» PROBLEM TO WORK ON: Single out the lines of the material that contain "this" and copy them.

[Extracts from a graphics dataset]
______________________________

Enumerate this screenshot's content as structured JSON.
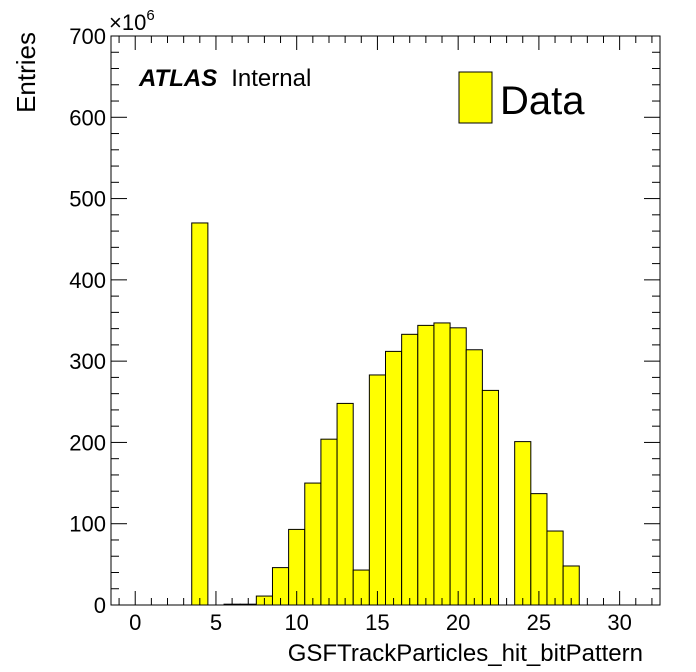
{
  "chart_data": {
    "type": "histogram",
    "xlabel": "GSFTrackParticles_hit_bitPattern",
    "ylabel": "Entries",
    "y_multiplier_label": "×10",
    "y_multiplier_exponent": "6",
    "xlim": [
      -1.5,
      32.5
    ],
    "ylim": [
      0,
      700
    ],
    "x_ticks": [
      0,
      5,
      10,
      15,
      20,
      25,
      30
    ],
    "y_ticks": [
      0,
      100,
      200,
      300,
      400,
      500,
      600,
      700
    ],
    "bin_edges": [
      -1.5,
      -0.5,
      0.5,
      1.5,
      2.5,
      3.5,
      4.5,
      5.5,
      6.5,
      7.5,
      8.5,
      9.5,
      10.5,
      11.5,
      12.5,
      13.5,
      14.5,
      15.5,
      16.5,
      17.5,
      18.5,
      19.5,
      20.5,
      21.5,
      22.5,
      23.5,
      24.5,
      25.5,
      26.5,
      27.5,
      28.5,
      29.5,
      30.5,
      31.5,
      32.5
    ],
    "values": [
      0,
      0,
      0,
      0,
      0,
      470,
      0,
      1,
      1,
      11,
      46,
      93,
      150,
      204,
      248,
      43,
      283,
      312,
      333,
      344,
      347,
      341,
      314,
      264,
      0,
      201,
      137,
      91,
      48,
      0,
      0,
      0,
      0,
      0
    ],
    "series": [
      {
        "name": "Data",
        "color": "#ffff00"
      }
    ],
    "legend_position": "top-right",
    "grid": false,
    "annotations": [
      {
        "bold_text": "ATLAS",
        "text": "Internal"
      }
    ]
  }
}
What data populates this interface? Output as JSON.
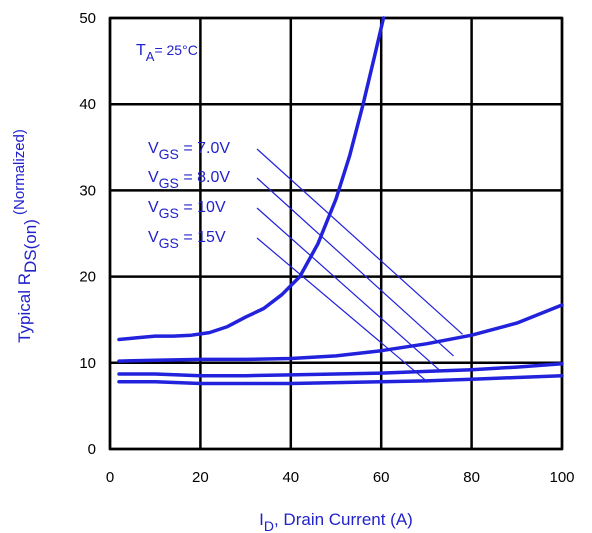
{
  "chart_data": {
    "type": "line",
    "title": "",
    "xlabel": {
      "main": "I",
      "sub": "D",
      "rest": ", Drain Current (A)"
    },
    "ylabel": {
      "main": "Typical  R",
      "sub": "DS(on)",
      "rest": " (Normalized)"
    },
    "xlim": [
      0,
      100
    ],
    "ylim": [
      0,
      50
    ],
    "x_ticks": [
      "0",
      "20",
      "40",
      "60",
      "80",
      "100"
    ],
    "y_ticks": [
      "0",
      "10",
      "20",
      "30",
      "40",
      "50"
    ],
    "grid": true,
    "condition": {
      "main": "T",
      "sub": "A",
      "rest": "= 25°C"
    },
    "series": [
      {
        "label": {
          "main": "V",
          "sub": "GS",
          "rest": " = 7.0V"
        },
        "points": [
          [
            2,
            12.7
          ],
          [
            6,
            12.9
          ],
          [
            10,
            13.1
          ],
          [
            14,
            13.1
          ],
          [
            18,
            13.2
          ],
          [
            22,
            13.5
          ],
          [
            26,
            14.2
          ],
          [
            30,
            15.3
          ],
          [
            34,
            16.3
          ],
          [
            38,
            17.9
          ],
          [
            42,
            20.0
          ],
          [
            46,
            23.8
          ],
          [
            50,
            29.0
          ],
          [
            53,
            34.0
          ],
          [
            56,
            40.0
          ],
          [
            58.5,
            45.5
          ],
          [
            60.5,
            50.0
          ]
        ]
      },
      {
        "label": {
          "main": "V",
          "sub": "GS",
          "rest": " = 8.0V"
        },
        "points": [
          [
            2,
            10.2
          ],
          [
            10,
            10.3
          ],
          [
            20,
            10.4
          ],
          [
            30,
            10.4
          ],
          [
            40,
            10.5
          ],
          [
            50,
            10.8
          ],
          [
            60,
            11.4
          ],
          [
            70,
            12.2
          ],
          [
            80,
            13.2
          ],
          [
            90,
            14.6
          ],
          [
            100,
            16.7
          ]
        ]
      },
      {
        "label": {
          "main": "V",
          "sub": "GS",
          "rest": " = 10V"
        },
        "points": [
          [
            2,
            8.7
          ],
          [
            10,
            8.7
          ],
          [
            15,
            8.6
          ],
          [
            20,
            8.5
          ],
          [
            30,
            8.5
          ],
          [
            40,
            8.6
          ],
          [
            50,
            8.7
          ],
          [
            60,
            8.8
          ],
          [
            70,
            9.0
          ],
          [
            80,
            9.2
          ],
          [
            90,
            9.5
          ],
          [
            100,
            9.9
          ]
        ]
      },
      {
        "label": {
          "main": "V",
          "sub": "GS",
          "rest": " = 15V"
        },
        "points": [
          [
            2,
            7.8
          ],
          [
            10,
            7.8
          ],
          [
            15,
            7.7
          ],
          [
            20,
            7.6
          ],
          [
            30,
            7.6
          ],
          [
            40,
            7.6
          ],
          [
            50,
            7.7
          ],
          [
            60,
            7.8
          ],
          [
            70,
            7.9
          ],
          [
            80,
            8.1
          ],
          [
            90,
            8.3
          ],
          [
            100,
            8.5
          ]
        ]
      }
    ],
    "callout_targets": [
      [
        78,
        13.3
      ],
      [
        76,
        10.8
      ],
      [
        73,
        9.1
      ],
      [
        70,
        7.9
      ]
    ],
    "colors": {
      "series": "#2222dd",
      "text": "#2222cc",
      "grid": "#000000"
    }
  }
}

______________________________

» WORKED ANSWER:
Enumerate this screenshot's content as structured JSON.
What data populates this interface? Output as JSON.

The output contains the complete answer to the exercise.